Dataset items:
———
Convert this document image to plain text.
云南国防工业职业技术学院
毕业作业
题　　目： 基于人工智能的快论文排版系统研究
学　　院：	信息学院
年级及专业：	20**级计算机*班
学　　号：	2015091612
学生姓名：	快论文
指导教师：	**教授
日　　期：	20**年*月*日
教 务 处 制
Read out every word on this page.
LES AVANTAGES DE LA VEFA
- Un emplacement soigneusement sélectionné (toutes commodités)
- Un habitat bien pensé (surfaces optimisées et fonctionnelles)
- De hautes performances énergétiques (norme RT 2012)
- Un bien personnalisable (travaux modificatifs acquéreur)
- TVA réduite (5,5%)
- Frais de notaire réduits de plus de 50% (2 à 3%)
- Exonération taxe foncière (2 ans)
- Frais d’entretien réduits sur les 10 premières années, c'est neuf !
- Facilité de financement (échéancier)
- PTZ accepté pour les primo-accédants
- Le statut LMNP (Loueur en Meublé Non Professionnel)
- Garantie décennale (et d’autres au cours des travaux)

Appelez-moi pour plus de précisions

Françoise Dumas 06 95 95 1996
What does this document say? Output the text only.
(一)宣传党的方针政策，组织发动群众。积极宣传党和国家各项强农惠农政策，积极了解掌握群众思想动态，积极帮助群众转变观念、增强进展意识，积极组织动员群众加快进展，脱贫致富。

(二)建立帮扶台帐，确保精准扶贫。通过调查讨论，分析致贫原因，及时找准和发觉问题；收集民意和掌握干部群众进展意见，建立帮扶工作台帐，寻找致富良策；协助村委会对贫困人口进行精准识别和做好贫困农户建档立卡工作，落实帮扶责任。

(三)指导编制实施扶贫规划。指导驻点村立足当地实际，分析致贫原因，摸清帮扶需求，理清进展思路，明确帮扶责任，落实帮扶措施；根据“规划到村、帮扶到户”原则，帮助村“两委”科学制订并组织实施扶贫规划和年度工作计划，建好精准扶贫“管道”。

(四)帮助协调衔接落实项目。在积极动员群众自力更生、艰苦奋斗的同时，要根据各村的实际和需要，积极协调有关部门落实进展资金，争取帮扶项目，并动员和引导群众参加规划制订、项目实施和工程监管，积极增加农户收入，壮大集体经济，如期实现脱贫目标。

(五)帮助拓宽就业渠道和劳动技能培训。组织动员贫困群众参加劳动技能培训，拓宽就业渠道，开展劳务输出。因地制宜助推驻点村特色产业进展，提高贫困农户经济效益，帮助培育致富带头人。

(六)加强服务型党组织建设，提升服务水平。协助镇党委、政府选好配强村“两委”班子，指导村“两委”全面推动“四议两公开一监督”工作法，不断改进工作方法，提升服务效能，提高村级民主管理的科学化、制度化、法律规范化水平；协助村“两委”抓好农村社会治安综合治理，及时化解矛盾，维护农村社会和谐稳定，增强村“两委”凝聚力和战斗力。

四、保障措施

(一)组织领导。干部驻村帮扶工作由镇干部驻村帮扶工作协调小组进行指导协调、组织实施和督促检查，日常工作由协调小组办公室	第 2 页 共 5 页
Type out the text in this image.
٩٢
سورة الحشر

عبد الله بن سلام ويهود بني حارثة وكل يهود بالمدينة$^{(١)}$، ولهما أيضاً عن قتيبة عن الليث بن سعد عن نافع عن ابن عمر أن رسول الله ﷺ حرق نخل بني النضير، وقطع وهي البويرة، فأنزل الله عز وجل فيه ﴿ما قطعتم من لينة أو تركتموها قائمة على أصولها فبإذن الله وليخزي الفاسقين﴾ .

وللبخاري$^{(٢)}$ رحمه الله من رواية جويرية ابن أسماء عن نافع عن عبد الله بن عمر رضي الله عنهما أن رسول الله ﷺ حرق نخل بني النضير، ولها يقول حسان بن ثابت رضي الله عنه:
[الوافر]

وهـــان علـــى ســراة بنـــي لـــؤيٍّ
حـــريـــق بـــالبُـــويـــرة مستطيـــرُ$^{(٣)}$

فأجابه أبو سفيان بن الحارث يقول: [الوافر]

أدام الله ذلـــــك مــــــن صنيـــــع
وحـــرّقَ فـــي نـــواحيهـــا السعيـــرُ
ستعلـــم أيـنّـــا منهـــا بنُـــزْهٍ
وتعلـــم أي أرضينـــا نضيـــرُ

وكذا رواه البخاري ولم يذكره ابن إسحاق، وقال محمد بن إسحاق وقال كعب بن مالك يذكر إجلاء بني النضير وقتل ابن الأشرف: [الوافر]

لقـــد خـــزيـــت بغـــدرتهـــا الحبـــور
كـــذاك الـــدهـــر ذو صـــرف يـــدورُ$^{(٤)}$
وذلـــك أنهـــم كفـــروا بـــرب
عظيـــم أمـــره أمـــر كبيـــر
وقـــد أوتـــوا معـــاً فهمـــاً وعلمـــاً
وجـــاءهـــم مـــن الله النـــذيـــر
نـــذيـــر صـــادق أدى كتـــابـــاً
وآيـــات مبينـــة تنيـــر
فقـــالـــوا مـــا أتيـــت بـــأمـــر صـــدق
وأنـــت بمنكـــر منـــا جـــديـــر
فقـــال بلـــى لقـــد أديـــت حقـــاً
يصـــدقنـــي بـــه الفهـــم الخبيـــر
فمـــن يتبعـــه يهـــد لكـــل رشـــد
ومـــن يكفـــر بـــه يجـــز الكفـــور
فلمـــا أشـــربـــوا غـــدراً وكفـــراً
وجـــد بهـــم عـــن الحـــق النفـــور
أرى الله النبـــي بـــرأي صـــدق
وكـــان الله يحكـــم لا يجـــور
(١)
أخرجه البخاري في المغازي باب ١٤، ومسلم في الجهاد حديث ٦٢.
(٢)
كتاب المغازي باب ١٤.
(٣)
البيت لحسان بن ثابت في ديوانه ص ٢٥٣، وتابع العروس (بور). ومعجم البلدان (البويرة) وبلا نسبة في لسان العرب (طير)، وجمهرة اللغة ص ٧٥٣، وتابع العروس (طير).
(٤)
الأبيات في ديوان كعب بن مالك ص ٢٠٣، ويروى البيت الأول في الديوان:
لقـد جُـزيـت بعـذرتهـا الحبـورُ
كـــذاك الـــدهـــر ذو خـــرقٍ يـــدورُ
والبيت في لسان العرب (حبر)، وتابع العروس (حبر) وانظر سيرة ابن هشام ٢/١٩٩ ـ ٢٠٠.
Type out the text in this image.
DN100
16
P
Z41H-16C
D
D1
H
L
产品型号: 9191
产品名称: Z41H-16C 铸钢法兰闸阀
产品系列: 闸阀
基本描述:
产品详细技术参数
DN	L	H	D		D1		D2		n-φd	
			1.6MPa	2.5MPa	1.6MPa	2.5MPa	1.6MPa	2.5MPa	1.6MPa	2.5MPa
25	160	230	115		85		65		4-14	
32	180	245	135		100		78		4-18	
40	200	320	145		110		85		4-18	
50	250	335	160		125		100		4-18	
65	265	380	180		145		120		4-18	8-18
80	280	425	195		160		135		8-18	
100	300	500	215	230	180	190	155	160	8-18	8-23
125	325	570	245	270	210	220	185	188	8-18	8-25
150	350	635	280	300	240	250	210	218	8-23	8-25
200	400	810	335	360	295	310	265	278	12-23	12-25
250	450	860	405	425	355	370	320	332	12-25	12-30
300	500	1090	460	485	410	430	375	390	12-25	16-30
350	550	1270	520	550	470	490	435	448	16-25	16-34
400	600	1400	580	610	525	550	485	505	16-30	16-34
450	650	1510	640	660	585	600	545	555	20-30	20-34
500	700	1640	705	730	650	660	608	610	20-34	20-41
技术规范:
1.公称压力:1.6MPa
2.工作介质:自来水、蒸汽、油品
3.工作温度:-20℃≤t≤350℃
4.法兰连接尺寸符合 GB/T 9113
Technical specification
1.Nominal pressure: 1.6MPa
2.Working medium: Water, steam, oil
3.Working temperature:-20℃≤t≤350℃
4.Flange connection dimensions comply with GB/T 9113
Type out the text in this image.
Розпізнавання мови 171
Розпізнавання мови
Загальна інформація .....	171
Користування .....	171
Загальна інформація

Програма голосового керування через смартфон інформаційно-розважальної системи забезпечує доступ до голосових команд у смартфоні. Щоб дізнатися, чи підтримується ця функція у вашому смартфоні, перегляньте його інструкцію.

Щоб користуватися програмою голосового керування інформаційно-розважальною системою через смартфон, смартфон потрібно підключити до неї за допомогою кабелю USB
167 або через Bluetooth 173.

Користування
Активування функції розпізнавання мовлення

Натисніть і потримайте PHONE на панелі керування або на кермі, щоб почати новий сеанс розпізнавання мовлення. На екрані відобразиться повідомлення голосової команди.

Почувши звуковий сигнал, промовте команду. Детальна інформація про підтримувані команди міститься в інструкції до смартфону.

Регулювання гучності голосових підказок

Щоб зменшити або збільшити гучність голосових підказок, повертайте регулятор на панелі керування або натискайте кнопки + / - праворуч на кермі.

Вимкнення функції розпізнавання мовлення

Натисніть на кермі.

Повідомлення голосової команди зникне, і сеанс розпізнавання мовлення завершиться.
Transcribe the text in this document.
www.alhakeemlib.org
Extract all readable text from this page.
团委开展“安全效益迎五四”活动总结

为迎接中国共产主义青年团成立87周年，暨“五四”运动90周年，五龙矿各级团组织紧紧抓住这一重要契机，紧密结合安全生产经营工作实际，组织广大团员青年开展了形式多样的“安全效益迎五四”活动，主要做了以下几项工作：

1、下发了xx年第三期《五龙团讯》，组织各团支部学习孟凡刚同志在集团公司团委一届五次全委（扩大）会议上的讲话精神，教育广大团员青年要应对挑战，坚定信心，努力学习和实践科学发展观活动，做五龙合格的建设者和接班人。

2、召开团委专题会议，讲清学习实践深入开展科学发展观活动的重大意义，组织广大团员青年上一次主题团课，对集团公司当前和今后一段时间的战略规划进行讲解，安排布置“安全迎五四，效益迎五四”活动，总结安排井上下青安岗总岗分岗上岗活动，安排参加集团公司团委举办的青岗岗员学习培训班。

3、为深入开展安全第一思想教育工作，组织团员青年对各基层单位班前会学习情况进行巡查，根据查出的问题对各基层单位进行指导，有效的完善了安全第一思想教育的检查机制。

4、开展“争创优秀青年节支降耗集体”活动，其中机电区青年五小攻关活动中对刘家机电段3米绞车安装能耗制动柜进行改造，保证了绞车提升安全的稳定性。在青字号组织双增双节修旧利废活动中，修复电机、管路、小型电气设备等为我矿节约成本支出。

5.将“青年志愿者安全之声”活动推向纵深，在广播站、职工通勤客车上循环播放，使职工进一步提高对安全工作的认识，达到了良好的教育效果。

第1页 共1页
———
_GIVEN TASK_:
Select every line in the material above where the string "النضير" occurs, and copy it.

_PROBLEM SOLUTION_:
عبد الله بن سلام ويهود بني حارثة وكل يهود بالمدينة$^{(١)}$، ولهما أيضاً عن قتيبة عن الليث بن سعد عن نافع عن ابن عمر أن رسول الله ﷺ حرق نخل بني النضير، وقطع وهي البويرة، فأنزل الله عز وجل فيه ﴿ما قطعتم من لينة أو تركتموها قائمة على أصولها فبإذن الله وليخزي الفاسقين﴾ .
وللبخاري$^{(٢)}$ رحمه الله من رواية جويرية ابن أسماء عن نافع عن عبد الله بن عمر رضي الله عنهما أن رسول الله ﷺ حرق نخل بني النضير، ولها يقول حسان بن ثابت رضي الله عنه:
وكذا رواه البخاري ولم يذكره ابن إسحاق، وقال محمد بن إسحاق وقال كعب بن مالك يذكر إجلاء بني النضير وقتل ابن الأشرف: [الوافر]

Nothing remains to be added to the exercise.